**Written problem:**
Below is a block of records. Copy every line in it that contains the word "data".

**Supplied entries:**
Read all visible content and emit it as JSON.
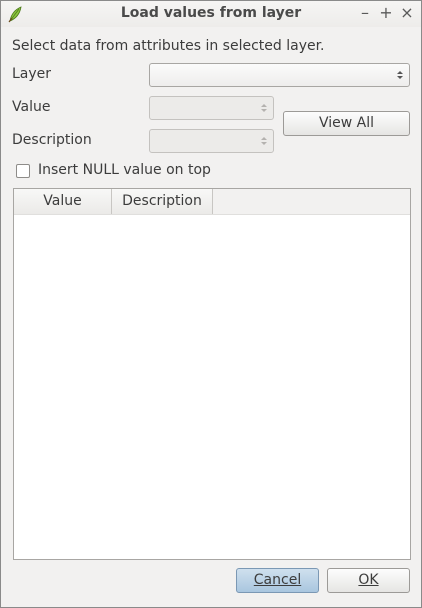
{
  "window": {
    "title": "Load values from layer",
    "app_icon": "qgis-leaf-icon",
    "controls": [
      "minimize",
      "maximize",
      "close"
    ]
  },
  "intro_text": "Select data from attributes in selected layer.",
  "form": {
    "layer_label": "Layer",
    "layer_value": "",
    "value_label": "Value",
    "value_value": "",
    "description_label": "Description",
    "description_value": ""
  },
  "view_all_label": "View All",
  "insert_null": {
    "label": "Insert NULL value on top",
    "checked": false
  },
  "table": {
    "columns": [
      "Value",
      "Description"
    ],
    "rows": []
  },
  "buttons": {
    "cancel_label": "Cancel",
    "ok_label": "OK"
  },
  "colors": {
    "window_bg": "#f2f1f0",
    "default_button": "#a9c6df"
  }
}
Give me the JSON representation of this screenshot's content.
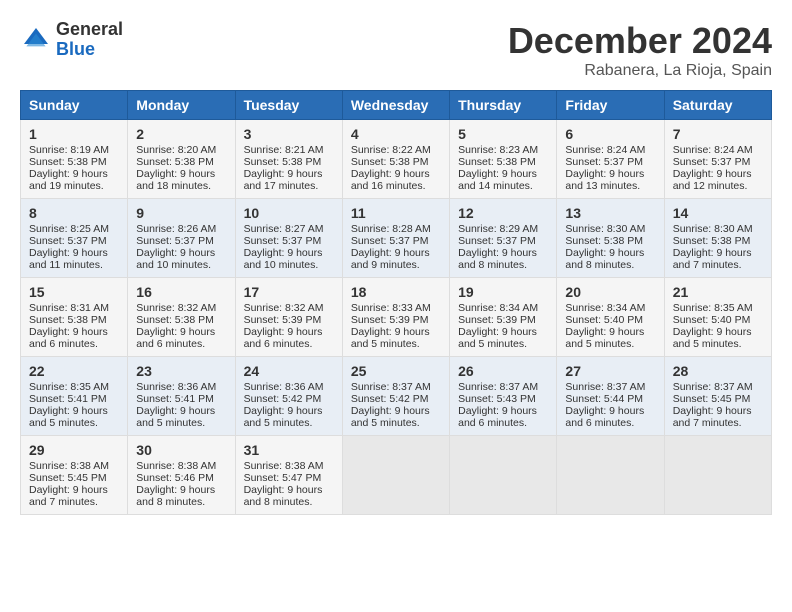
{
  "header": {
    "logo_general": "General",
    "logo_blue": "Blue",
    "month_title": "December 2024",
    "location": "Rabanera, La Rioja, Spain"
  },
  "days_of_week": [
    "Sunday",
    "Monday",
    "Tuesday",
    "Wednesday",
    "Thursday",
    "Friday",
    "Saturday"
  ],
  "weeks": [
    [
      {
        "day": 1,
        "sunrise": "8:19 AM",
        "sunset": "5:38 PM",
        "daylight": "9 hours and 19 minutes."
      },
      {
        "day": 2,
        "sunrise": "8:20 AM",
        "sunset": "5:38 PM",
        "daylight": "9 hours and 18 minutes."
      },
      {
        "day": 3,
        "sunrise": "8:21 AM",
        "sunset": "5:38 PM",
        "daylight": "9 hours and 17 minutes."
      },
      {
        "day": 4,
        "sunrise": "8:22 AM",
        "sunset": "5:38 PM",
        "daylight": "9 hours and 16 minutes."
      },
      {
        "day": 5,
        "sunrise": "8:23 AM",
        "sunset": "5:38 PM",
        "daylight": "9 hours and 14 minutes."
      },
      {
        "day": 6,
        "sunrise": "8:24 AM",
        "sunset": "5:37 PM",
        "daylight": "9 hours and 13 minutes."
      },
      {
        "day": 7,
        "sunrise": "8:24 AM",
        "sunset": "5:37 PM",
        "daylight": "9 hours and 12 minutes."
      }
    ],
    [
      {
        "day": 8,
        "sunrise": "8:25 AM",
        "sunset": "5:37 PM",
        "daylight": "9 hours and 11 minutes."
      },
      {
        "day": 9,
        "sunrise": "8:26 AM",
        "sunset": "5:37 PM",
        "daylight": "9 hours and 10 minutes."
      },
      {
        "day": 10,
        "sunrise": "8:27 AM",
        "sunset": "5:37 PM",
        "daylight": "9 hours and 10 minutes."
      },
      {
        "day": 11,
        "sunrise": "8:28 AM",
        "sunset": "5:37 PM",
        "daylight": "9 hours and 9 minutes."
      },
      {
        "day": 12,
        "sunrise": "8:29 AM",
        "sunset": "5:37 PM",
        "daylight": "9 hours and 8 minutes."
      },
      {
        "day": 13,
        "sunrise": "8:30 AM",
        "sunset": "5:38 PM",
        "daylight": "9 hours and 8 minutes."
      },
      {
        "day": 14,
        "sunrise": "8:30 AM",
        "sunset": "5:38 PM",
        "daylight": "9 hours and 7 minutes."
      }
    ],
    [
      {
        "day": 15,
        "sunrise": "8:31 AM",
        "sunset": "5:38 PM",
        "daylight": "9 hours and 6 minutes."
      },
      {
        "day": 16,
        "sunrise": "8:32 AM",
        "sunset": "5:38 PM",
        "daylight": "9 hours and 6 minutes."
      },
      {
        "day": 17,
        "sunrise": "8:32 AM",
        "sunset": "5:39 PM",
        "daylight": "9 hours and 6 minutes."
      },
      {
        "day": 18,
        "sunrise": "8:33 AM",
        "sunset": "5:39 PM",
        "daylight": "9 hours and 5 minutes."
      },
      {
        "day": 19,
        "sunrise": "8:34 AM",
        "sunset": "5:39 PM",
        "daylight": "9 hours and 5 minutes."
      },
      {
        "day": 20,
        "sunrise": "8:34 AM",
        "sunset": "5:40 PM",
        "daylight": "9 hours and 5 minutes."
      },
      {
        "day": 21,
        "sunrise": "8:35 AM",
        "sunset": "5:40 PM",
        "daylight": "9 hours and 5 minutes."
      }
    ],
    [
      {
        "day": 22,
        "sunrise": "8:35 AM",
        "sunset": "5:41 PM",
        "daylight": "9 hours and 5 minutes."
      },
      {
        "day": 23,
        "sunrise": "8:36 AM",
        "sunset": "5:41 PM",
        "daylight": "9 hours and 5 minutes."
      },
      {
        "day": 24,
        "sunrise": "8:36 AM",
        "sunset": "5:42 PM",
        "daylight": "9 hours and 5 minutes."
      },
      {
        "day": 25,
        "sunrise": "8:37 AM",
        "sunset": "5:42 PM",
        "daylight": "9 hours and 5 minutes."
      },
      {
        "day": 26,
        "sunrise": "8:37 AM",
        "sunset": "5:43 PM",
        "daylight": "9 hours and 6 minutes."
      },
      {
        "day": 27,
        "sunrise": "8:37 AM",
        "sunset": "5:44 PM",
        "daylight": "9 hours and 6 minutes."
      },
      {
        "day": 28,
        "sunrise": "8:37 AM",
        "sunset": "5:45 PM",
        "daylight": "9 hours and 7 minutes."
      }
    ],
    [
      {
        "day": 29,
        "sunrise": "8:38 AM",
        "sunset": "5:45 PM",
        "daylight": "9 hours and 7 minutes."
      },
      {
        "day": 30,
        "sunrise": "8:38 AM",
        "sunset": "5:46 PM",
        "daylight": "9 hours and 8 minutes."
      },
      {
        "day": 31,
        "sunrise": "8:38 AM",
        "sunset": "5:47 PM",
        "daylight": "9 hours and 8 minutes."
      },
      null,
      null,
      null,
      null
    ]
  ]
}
---
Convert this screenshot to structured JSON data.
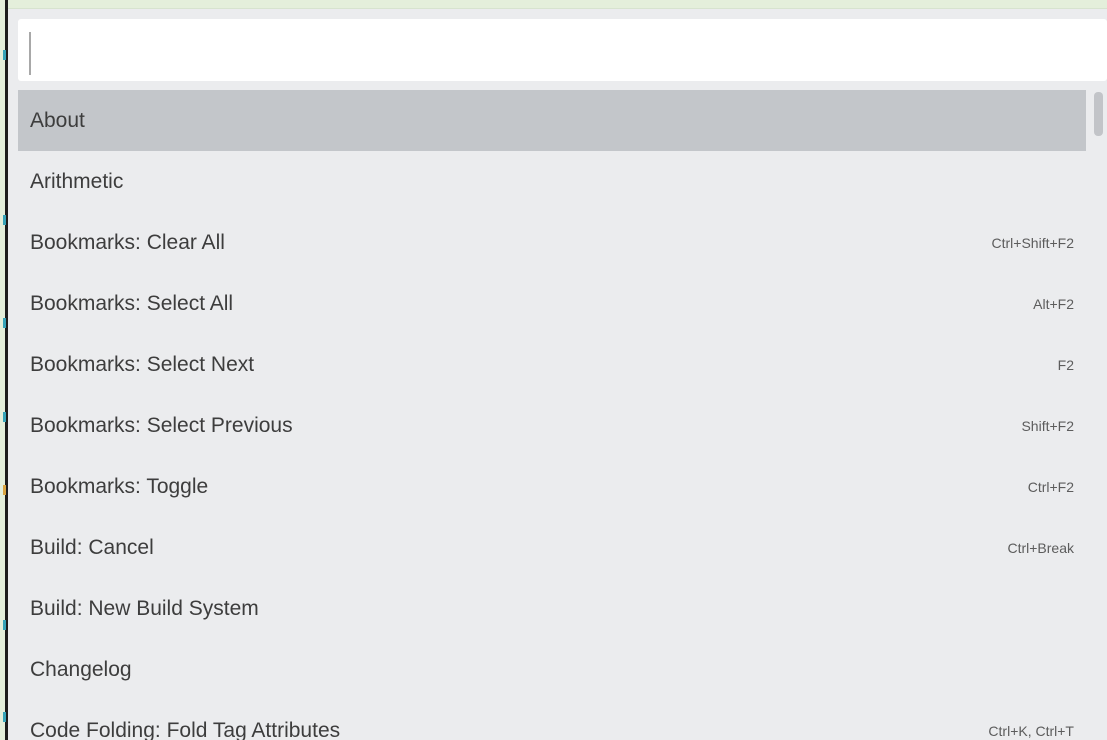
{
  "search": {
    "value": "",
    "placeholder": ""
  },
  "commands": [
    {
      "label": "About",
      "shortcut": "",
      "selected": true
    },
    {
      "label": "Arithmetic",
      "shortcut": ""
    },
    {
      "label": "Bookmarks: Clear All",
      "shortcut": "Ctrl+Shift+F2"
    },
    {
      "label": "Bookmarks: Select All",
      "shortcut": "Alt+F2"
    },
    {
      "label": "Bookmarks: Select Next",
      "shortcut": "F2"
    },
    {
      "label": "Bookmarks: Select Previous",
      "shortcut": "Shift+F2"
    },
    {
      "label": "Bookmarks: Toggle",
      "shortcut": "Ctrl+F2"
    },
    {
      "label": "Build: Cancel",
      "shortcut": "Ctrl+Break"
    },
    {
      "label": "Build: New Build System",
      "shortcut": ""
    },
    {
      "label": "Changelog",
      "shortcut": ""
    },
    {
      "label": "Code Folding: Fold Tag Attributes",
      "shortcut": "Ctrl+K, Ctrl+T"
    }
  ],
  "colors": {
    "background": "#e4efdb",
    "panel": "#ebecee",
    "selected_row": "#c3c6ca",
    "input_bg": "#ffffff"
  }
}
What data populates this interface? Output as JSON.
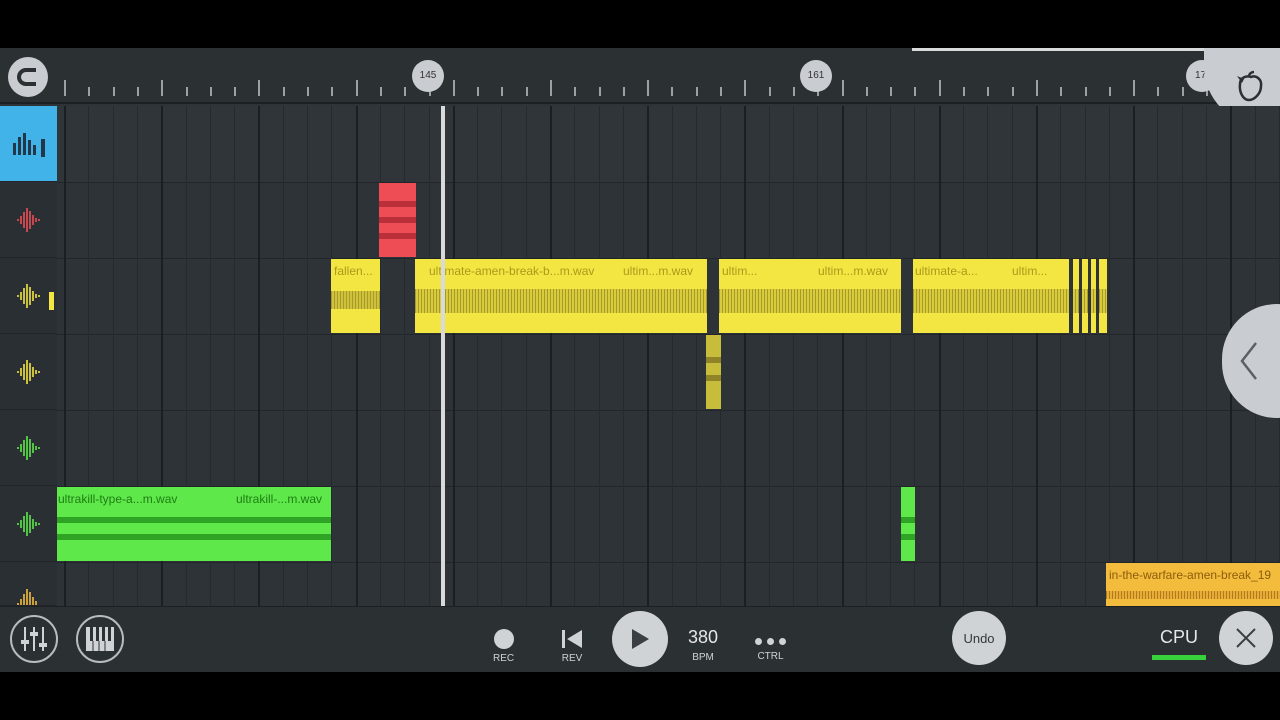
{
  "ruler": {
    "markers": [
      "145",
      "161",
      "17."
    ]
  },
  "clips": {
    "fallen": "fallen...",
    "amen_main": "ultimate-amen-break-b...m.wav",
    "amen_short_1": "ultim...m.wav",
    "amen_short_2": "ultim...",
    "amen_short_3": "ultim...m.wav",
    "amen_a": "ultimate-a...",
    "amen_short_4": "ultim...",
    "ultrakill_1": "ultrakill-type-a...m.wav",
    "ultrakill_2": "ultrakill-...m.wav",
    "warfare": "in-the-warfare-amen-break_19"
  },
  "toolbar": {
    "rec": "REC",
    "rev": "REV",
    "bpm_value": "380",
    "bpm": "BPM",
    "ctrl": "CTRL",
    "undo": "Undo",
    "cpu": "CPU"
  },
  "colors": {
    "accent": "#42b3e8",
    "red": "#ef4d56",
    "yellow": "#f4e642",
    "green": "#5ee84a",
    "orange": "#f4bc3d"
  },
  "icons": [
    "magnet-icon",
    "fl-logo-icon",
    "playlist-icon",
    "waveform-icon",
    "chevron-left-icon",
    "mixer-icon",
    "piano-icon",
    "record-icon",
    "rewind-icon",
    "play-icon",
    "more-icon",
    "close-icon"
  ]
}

**Output of the task:**
  "intro_text": "Select data from attributes in selected layer.",
Convert this screenshot to structured JSON data.
What data populates this interface? Output as JSON.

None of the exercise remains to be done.